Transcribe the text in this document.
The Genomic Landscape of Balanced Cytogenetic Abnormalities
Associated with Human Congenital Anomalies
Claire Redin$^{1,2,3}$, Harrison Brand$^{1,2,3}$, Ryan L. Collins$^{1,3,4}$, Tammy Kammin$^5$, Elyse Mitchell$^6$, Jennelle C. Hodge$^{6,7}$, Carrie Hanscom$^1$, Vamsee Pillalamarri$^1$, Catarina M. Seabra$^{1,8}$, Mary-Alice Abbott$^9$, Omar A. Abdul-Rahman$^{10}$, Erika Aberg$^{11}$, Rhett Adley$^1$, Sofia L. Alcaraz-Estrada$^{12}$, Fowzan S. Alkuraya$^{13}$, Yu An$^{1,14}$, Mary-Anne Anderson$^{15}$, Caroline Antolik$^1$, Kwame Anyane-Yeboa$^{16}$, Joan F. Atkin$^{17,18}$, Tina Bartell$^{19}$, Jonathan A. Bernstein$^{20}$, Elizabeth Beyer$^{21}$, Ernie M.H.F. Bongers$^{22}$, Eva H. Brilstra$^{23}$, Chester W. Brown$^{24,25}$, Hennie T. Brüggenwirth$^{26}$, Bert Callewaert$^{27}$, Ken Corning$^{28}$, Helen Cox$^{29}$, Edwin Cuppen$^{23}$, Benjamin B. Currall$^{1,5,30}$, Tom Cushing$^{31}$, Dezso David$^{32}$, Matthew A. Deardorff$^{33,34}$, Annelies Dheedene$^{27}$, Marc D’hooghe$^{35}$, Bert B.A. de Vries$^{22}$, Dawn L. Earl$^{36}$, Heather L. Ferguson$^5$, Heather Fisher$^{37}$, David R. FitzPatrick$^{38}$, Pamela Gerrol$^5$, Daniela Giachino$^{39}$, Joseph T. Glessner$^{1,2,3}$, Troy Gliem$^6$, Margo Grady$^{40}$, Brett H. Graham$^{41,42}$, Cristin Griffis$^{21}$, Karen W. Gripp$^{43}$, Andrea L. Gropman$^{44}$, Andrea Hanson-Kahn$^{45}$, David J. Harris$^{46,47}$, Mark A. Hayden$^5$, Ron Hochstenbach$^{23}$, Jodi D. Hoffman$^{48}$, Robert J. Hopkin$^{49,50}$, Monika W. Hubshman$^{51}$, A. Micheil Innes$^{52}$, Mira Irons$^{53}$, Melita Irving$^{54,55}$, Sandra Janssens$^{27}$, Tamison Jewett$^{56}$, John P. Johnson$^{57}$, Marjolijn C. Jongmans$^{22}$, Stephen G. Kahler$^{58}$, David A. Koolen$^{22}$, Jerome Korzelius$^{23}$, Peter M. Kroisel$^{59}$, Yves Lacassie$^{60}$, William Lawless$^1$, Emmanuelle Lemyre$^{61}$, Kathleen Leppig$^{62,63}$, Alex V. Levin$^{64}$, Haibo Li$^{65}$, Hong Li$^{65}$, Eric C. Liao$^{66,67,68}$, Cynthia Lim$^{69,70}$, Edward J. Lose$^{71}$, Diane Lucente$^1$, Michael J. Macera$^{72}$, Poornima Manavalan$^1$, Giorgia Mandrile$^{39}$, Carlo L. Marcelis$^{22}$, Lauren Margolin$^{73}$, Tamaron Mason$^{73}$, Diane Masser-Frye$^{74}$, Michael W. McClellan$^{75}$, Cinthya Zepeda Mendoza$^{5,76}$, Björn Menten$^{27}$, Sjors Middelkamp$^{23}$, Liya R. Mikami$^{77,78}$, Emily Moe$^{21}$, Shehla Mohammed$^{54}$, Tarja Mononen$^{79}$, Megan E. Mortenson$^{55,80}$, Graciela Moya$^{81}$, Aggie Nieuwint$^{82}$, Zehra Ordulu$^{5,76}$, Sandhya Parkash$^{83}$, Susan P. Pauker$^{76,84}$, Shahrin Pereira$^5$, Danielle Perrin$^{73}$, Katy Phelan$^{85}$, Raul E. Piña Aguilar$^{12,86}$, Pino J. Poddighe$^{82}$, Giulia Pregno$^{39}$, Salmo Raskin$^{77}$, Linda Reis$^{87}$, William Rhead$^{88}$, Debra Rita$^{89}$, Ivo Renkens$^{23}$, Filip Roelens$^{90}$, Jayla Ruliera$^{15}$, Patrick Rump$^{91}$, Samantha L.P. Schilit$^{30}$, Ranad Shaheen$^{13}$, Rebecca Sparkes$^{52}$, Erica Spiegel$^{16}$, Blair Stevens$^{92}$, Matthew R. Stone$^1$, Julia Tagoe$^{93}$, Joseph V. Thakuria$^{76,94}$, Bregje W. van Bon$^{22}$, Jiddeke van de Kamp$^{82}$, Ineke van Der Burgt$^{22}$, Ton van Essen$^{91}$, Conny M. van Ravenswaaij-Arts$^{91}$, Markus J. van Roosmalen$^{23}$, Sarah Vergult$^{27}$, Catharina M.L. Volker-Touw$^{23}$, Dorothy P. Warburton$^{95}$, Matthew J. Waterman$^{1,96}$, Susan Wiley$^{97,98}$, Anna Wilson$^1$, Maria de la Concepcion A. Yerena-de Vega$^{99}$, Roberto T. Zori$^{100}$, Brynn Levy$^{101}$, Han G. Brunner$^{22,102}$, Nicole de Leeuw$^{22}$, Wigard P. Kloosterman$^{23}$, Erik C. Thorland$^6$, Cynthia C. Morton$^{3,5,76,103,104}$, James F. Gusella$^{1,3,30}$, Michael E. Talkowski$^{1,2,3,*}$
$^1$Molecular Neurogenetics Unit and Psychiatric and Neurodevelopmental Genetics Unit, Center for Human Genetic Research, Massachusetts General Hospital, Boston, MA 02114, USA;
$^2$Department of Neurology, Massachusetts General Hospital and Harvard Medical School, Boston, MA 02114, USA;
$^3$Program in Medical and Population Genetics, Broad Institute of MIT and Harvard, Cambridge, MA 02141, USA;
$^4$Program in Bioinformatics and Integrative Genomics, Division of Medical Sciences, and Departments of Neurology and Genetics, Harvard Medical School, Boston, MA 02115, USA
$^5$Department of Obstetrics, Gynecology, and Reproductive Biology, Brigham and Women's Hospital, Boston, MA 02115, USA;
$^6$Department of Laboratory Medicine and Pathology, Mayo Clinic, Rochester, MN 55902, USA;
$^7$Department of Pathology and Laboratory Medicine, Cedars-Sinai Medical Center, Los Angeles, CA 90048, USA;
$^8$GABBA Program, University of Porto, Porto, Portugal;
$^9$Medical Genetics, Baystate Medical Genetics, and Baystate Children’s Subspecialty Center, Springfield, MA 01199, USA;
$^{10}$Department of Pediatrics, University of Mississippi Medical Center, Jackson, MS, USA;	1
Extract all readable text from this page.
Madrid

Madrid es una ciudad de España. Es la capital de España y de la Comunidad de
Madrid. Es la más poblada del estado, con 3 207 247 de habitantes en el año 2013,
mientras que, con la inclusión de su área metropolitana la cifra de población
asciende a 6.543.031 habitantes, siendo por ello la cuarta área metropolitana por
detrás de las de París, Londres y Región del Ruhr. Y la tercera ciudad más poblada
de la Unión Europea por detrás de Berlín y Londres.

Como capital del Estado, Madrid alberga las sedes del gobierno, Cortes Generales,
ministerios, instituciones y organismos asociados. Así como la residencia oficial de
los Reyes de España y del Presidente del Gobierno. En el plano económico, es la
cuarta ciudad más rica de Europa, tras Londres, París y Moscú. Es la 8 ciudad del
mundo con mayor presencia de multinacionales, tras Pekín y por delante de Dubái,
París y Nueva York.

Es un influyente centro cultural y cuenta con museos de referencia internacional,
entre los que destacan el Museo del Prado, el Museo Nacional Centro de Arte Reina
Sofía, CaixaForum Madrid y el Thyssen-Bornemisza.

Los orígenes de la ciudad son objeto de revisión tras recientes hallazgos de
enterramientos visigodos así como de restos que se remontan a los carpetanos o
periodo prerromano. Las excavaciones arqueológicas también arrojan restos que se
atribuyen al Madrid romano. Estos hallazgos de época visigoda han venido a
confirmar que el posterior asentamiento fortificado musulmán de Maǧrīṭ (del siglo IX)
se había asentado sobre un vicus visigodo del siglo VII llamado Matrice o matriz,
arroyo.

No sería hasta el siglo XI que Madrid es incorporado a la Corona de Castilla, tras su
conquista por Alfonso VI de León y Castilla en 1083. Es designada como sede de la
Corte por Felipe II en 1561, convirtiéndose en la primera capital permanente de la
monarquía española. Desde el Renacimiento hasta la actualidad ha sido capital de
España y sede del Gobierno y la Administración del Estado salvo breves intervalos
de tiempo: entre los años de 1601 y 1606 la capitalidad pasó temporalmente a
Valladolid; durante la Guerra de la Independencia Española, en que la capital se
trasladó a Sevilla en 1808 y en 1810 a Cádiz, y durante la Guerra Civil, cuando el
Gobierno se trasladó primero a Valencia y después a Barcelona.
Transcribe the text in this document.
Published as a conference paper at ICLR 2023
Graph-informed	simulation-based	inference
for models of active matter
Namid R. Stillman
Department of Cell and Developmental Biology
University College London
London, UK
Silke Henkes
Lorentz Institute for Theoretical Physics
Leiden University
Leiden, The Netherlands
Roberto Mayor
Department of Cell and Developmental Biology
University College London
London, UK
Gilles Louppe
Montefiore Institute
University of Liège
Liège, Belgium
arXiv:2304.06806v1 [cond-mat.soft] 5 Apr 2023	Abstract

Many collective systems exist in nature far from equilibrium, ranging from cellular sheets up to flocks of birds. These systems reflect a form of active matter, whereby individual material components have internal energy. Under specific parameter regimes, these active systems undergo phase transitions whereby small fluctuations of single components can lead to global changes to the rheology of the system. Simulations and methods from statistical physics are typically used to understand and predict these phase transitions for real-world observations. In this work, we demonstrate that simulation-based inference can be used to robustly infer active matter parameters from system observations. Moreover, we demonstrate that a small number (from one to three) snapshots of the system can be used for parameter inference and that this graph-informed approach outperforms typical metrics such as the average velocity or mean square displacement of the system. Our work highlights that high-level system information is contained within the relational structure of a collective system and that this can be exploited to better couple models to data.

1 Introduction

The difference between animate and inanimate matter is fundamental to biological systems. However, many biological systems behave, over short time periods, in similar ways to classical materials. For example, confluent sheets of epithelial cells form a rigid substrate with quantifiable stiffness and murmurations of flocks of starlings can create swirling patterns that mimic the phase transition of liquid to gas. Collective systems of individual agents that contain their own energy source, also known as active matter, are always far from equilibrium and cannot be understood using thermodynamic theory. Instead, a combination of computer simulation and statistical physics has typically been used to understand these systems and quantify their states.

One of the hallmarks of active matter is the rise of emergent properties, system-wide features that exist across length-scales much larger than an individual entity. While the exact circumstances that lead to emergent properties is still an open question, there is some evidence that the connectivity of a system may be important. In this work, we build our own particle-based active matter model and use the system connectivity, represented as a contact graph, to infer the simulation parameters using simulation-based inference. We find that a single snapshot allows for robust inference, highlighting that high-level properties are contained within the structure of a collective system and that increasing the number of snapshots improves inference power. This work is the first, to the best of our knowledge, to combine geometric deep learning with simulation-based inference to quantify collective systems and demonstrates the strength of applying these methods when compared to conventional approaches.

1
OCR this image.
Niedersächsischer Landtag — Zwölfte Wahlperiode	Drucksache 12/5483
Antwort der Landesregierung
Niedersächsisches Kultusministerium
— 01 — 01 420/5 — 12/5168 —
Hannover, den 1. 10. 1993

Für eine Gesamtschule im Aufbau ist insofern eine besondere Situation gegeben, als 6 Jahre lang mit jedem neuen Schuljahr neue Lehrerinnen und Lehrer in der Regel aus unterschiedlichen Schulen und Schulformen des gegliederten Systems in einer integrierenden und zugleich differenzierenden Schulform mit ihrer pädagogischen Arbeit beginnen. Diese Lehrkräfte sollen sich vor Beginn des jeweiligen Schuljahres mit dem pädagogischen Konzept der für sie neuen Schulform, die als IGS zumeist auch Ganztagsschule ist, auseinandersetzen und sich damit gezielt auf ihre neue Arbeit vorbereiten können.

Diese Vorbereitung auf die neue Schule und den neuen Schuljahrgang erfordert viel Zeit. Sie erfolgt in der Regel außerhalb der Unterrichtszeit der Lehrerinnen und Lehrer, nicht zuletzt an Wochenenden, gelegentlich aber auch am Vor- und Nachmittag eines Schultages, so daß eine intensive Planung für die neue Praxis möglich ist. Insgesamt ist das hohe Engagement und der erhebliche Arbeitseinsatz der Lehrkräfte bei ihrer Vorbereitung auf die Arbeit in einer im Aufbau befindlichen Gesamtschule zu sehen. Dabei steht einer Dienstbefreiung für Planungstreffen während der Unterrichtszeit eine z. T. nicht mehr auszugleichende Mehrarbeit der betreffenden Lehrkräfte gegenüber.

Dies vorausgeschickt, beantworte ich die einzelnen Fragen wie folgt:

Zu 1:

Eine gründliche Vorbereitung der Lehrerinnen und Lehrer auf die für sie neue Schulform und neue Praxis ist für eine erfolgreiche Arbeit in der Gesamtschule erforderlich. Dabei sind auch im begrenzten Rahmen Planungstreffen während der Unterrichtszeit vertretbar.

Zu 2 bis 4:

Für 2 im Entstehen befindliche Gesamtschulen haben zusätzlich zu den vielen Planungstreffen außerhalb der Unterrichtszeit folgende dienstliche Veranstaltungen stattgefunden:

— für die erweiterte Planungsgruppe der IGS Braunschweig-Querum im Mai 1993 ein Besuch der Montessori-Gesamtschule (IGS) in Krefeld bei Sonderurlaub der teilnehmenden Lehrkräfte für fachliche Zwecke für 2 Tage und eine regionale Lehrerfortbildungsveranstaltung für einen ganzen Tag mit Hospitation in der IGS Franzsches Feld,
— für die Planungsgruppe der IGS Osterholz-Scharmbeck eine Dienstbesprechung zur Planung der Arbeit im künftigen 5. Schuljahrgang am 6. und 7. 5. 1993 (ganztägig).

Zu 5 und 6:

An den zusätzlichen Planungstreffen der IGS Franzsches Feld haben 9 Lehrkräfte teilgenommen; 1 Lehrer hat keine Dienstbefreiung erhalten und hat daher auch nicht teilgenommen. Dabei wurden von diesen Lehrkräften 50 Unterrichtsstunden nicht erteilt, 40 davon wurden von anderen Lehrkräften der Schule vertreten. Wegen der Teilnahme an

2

******************************

__How to complete this task__: If the word "sheets" is on a line above, return that line.

__Finished task__:
Many collective systems exist in nature far from equilibrium, ranging from cellular sheets up to flocks of birds. These systems reflect a form of active matter, whereby individual material components have internal energy. Under specific parameter regimes, these active systems undergo phase transitions whereby small fluctuations of single components can lead to global changes to the rheology of the system. Simulations and methods from statistical physics are typically used to understand and predict these phase transitions for real-world observations. In this work, we demonstrate that simulation-based inference can be used to robustly infer active matter parameters from system observations. Moreover, we demonstrate that a small number (from one to three) snapshots of the system can be used for parameter inference and that this graph-informed approach outperforms typical metrics such as the average velocity or mean square displacement of the system. Our work highlights that high-level system information is contained within the relational structure of a collective system and that this can be exploited to better couple models to data.
The difference between animate and inanimate matter is fundamental to biological systems. However, many biological systems behave, over short time periods, in similar ways to classical materials. For example, confluent sheets of epithelial cells form a rigid substrate with quantifiable stiffness and murmurations of flocks of starlings can create swirling patterns that mimic the phase transition of liquid to gas. Collective systems of individual agents that contain their own energy source, also known as active matter, are always far from equilibrium and cannot be understood using thermodynamic theory. Instead, a combination of computer simulation and statistical physics has typically been used to understand these systems and quantify their states.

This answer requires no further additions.